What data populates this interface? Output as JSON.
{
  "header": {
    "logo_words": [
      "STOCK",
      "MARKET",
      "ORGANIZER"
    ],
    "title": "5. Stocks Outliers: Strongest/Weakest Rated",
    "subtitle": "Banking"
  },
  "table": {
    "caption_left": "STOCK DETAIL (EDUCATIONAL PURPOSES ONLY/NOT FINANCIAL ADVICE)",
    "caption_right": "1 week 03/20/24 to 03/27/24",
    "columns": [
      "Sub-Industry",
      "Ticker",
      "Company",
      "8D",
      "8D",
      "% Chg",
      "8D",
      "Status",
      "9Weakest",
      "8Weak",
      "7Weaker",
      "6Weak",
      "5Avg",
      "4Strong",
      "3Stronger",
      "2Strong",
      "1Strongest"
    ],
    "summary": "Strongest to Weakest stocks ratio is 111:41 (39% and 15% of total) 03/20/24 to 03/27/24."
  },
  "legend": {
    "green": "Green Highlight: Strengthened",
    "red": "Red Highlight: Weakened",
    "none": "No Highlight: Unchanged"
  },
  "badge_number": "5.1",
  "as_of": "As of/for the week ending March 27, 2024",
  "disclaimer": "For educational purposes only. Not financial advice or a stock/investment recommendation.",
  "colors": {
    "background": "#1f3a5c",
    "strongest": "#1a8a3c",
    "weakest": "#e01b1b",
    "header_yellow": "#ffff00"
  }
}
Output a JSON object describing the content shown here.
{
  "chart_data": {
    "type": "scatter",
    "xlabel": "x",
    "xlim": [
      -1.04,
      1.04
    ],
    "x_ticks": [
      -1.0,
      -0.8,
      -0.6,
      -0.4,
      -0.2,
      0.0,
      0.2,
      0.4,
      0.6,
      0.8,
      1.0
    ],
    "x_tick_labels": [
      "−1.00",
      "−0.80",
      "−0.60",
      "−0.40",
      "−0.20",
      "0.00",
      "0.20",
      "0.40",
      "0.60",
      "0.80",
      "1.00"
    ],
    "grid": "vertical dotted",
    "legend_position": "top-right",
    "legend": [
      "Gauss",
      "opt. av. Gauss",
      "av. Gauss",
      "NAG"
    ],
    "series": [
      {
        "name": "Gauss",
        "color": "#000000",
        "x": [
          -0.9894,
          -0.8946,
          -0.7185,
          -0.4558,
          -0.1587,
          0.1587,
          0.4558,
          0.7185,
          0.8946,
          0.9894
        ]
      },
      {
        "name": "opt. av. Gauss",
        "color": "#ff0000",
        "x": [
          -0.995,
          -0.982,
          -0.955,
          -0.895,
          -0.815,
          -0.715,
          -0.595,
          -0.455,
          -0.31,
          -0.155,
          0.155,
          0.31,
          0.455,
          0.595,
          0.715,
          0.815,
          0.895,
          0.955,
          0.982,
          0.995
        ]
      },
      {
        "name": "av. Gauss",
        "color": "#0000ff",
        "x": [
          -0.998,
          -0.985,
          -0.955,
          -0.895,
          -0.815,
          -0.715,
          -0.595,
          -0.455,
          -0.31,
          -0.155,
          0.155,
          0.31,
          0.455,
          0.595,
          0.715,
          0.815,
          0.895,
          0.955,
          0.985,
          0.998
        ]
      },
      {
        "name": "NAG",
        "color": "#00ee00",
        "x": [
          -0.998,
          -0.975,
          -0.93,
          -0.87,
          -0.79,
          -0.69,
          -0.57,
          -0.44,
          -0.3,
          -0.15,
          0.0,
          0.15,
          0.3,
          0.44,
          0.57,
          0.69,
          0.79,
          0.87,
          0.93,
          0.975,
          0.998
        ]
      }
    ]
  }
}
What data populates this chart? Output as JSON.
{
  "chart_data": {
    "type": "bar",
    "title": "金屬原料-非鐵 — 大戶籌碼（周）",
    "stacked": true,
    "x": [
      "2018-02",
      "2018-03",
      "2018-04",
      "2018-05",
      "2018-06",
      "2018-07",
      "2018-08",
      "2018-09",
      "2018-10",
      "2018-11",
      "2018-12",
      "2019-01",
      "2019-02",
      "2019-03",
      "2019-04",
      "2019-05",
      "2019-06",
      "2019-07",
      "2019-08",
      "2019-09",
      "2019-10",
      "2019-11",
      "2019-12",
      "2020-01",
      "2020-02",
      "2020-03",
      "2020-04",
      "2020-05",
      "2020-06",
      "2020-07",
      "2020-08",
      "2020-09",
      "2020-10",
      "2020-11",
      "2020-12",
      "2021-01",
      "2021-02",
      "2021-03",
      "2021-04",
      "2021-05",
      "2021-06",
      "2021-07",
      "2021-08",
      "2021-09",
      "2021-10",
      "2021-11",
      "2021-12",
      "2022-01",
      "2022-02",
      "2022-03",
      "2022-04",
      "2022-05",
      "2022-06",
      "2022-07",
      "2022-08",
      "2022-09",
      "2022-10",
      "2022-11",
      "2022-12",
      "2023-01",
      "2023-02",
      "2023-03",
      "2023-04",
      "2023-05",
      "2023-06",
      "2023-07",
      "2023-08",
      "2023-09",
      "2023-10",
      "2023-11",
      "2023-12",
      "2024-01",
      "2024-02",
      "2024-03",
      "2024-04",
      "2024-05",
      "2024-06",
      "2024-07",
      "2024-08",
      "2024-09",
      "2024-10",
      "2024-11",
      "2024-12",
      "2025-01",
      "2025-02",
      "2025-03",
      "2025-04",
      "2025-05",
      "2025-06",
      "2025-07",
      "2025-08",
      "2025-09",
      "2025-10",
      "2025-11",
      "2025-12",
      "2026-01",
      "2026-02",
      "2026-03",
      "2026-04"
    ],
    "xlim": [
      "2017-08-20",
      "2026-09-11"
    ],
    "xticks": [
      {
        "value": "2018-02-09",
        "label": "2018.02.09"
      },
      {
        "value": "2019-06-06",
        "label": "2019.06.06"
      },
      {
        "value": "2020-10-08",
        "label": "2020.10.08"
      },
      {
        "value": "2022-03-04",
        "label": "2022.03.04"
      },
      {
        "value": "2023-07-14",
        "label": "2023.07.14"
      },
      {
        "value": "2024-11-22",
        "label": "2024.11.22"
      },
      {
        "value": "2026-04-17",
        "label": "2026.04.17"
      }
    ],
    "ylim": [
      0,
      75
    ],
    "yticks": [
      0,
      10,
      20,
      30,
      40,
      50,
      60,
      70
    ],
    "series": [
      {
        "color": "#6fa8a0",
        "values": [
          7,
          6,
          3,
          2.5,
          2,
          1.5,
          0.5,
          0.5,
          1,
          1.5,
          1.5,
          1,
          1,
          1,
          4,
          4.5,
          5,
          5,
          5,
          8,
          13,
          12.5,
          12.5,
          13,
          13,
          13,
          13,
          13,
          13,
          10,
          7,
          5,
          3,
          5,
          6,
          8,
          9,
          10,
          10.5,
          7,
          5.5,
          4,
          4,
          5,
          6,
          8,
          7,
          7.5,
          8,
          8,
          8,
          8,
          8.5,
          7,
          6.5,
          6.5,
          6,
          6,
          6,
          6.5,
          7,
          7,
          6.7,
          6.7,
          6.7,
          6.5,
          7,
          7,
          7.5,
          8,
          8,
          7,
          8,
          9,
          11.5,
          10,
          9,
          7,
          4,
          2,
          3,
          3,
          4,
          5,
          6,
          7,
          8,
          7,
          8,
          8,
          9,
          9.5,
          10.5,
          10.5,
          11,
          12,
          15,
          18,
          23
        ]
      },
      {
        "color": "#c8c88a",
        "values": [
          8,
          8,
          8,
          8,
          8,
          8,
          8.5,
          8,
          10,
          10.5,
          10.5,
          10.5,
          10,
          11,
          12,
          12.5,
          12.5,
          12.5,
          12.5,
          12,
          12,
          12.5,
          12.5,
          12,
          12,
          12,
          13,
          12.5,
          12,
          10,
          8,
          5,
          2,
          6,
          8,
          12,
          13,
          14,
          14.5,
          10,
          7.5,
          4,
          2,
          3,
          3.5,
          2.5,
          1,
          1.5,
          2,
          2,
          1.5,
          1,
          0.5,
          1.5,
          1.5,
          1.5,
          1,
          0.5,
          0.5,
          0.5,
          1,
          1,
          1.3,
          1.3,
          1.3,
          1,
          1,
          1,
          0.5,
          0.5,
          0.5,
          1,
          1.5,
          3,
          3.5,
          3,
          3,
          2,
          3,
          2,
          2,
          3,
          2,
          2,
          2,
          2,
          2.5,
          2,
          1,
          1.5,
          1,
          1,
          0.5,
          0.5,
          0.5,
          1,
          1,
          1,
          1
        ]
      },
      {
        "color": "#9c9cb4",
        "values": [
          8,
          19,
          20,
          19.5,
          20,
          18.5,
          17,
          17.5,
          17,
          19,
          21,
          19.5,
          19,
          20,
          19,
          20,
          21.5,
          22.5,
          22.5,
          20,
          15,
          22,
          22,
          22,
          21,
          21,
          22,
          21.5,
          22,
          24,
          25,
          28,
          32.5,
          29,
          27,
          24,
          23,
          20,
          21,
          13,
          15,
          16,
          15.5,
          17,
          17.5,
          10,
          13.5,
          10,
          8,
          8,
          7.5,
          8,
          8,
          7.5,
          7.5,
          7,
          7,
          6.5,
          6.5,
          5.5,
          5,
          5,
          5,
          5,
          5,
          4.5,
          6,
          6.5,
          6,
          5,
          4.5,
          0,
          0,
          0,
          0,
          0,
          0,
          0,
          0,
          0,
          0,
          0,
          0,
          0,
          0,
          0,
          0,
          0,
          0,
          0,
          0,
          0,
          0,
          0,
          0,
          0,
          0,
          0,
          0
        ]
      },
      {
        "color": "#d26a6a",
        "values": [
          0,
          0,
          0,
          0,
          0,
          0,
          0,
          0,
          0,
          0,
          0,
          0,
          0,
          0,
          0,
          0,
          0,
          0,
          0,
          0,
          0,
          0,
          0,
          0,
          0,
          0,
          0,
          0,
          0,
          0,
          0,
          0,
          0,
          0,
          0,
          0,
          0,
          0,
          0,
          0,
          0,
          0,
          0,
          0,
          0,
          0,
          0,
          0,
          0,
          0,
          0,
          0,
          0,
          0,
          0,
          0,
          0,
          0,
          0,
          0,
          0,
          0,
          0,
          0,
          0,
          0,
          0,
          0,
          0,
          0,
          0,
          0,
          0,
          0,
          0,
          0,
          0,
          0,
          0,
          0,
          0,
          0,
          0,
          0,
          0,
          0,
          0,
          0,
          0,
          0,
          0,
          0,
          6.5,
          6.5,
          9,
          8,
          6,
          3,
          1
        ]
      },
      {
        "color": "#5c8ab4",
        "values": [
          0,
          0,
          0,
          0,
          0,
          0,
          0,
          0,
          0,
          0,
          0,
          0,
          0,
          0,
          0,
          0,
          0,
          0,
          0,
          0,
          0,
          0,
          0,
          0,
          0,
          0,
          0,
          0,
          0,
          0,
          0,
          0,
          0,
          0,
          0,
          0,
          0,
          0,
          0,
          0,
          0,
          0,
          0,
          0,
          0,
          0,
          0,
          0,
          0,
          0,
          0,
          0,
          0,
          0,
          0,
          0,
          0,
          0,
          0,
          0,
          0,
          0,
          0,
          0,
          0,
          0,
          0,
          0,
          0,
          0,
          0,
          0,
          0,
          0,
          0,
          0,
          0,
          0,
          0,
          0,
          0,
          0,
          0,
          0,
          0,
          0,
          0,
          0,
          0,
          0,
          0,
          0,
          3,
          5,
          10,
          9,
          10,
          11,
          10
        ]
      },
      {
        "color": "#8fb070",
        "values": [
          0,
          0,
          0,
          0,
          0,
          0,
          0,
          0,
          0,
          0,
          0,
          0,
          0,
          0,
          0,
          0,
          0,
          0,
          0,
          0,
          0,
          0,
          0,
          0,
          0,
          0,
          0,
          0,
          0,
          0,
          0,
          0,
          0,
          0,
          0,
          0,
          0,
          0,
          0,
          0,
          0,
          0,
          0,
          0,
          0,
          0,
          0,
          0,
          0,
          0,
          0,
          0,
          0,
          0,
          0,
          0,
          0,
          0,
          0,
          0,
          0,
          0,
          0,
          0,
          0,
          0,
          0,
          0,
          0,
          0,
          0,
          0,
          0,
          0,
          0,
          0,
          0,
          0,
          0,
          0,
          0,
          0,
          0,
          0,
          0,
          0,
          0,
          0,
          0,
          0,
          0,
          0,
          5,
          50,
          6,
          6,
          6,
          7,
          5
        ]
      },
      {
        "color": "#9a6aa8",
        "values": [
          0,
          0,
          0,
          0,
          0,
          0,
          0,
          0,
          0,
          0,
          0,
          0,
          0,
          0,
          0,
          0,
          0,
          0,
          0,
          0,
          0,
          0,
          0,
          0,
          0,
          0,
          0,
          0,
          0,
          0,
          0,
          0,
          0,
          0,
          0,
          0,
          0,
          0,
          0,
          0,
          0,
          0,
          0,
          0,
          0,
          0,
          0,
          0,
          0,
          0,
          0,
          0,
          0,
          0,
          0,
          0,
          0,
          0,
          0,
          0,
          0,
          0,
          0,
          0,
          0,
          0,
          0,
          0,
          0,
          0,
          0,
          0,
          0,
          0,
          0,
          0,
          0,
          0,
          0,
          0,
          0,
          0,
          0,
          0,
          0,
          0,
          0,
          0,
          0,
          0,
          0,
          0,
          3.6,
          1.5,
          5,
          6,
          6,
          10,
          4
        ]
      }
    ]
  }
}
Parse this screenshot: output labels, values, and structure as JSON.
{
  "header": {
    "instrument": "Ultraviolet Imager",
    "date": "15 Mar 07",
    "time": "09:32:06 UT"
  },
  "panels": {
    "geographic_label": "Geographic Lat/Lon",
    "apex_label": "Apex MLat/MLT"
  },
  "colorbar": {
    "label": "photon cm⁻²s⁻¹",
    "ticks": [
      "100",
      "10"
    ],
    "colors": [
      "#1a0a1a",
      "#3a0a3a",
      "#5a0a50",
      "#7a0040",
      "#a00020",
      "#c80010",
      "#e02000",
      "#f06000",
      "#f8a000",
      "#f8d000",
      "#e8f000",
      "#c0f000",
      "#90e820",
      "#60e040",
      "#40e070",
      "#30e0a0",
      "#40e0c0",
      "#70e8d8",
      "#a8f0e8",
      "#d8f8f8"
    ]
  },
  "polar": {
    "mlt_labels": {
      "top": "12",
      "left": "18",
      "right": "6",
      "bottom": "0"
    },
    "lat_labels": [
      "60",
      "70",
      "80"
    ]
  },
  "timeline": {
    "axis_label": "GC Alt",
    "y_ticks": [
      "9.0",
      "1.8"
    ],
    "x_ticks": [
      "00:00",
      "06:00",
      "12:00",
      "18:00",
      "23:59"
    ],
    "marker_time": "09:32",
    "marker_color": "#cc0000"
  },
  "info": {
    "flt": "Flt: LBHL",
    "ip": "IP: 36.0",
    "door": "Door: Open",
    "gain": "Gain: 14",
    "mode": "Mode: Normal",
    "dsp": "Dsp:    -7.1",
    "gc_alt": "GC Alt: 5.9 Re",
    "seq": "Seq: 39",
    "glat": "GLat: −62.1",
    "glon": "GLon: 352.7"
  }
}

▶ _What you will do_
Using the material above, state how many lines include the string "populates". Answer with a single number.

▶ _Task answer_
2